Please reproduce the listing below in full, copying every line character for character.

::::::

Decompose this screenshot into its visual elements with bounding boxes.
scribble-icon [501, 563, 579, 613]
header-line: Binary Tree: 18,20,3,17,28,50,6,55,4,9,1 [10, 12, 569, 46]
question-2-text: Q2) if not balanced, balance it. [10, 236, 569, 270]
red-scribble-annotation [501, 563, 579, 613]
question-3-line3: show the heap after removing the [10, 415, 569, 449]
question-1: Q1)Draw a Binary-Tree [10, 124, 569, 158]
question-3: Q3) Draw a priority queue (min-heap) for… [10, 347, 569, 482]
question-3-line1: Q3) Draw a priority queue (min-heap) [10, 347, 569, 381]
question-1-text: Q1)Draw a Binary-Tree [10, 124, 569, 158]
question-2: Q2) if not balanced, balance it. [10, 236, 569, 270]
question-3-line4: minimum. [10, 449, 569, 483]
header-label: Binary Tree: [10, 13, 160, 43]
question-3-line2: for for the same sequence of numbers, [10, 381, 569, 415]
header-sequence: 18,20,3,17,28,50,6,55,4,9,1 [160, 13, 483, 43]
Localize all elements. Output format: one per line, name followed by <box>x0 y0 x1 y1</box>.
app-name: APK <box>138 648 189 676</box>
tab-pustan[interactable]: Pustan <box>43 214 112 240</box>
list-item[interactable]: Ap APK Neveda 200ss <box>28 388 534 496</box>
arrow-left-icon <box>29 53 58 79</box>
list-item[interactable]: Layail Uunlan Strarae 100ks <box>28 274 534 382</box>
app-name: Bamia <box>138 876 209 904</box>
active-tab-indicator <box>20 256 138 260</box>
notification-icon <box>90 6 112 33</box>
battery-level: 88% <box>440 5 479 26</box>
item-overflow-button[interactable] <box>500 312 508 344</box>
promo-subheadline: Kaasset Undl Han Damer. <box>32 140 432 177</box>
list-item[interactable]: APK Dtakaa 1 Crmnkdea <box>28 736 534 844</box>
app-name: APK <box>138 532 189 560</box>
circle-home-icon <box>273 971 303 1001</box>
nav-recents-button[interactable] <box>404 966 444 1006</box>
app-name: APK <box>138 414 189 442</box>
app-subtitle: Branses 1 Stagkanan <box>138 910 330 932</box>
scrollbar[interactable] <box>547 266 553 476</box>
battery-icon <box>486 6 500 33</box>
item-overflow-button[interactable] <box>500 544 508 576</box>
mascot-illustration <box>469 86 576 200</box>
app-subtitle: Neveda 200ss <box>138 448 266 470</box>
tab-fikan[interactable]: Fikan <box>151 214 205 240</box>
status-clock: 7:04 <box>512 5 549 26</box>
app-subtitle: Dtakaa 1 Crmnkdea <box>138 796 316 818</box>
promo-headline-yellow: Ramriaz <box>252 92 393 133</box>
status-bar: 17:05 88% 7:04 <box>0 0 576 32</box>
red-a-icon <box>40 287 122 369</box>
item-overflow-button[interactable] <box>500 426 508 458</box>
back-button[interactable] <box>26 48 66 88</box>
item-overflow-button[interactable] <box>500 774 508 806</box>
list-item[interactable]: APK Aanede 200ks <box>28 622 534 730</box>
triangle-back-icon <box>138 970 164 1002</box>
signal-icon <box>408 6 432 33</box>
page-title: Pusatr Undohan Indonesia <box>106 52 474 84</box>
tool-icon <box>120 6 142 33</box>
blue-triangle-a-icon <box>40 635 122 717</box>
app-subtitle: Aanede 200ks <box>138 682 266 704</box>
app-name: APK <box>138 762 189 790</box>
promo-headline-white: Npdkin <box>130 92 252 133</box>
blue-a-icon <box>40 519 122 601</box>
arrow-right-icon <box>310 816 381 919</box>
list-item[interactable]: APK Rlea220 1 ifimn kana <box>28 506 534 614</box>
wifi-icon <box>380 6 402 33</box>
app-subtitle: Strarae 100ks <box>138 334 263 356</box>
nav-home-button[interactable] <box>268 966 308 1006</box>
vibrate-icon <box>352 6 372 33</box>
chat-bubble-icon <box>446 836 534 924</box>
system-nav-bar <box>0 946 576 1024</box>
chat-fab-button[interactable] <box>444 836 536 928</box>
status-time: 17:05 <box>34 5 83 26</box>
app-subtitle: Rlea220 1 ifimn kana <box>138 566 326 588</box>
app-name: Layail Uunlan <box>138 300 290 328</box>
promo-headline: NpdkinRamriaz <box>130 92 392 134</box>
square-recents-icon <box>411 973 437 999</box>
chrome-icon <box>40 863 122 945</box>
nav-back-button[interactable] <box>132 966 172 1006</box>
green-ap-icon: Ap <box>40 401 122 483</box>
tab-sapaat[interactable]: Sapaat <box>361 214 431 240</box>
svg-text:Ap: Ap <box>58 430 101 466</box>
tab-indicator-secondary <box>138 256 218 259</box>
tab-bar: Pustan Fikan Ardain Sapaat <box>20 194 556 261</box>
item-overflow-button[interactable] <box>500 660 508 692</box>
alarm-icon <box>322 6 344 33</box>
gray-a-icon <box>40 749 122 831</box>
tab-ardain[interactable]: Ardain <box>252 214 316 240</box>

::::::

▸ **SOLUTION FOR THIS TASK**
Decompose this screenshot into its visual elements with bounding boxes.
scribble-icon [501, 563, 579, 613]
header-line: Binary Tree: 18,20,3,17,28,50,6,55,4,9,1 [10, 12, 569, 46]
question-2-text: Q2) if not balanced, balance it. [10, 236, 569, 270]
red-scribble-annotation [501, 563, 579, 613]
question-3-line3: show the heap after removing the [10, 415, 569, 449]
question-1: Q1)Draw a Binary-Tree [10, 124, 569, 158]
question-3: Q3) Draw a priority queue (min-heap) for… [10, 347, 569, 482]
question-3-line1: Q3) Draw a priority queue (min-heap) [10, 347, 569, 381]
question-1-text: Q1)Draw a Binary-Tree [10, 124, 569, 158]
question-2: Q2) if not balanced, balance it. [10, 236, 569, 270]
question-3-line4: minimum. [10, 449, 569, 483]
header-label: Binary Tree: [10, 13, 160, 43]
question-3-line2: for for the same sequence of numbers, [10, 381, 569, 415]
header-sequence: 18,20,3,17,28,50,6,55,4,9,1 [160, 13, 483, 43]
Localize all elements. Output format: one per line, name followed by <box>x0 y0 x1 y1</box>.
app-name: APK <box>138 648 189 676</box>
tab-pustan[interactable]: Pustan <box>43 214 112 240</box>
list-item[interactable]: Ap APK Neveda 200ss <box>28 388 534 496</box>
arrow-left-icon <box>29 53 58 79</box>
list-item[interactable]: Layail Uunlan Strarae 100ks <box>28 274 534 382</box>
app-name: Bamia <box>138 876 209 904</box>
active-tab-indicator <box>20 256 138 260</box>
notification-icon <box>90 6 112 33</box>
battery-level: 88% <box>440 5 479 26</box>
item-overflow-button[interactable] <box>500 312 508 344</box>
promo-subheadline: Kaasset Undl Han Damer. <box>32 140 432 177</box>
list-item[interactable]: APK Dtakaa 1 Crmnkdea <box>28 736 534 844</box>
app-name: APK <box>138 532 189 560</box>
circle-home-icon <box>273 971 303 1001</box>
nav-recents-button[interactable] <box>404 966 444 1006</box>
app-name: APK <box>138 414 189 442</box>
app-subtitle: Branses 1 Stagkanan <box>138 910 330 932</box>
scrollbar[interactable] <box>547 266 553 476</box>
battery-icon <box>486 6 500 33</box>
item-overflow-button[interactable] <box>500 544 508 576</box>
mascot-illustration <box>469 86 576 200</box>
app-subtitle: Neveda 200ss <box>138 448 266 470</box>
tab-fikan[interactable]: Fikan <box>151 214 205 240</box>
status-clock: 7:04 <box>512 5 549 26</box>
app-subtitle: Dtakaa 1 Crmnkdea <box>138 796 316 818</box>
promo-headline-yellow: Ramriaz <box>252 92 393 133</box>
status-bar: 17:05 88% 7:04 <box>0 0 576 32</box>
red-a-icon <box>40 287 122 369</box>
item-overflow-button[interactable] <box>500 426 508 458</box>
back-button[interactable] <box>26 48 66 88</box>
item-overflow-button[interactable] <box>500 774 508 806</box>
list-item[interactable]: APK Aanede 200ks <box>28 622 534 730</box>
triangle-back-icon <box>138 970 164 1002</box>
signal-icon <box>408 6 432 33</box>
page-title: Pusatr Undohan Indonesia <box>106 52 474 84</box>
tool-icon <box>120 6 142 33</box>
blue-triangle-a-icon <box>40 635 122 717</box>
app-subtitle: Aanede 200ks <box>138 682 266 704</box>
app-name: APK <box>138 762 189 790</box>
promo-headline-white: Npdkin <box>130 92 252 133</box>
blue-a-icon <box>40 519 122 601</box>
arrow-right-icon <box>310 816 381 919</box>
list-item[interactable]: APK Rlea220 1 ifimn kana <box>28 506 534 614</box>
wifi-icon <box>380 6 402 33</box>
app-subtitle: Strarae 100ks <box>138 334 263 356</box>
nav-home-button[interactable] <box>268 966 308 1006</box>
vibrate-icon <box>352 6 372 33</box>
chat-bubble-icon <box>446 836 534 924</box>
system-nav-bar <box>0 946 576 1024</box>
chat-fab-button[interactable] <box>444 836 536 928</box>
status-time: 17:05 <box>34 5 83 26</box>
app-subtitle: Rlea220 1 ifimn kana <box>138 566 326 588</box>
app-name: Layail Uunlan <box>138 300 290 328</box>
promo-headline: NpdkinRamriaz <box>130 92 392 134</box>
square-recents-icon <box>411 973 437 999</box>
chrome-icon <box>40 863 122 945</box>
nav-back-button[interactable] <box>132 966 172 1006</box>
green-ap-icon: Ap <box>40 401 122 483</box>
tab-sapaat[interactable]: Sapaat <box>361 214 431 240</box>
svg-text:Ap: Ap <box>58 430 101 466</box>
tab-indicator-secondary <box>138 256 218 259</box>
tab-bar: Pustan Fikan Ardain Sapaat <box>20 194 556 261</box>
item-overflow-button[interactable] <box>500 660 508 692</box>
alarm-icon <box>322 6 344 33</box>
gray-a-icon <box>40 749 122 831</box>
tab-ardain[interactable]: Ardain <box>252 214 316 240</box>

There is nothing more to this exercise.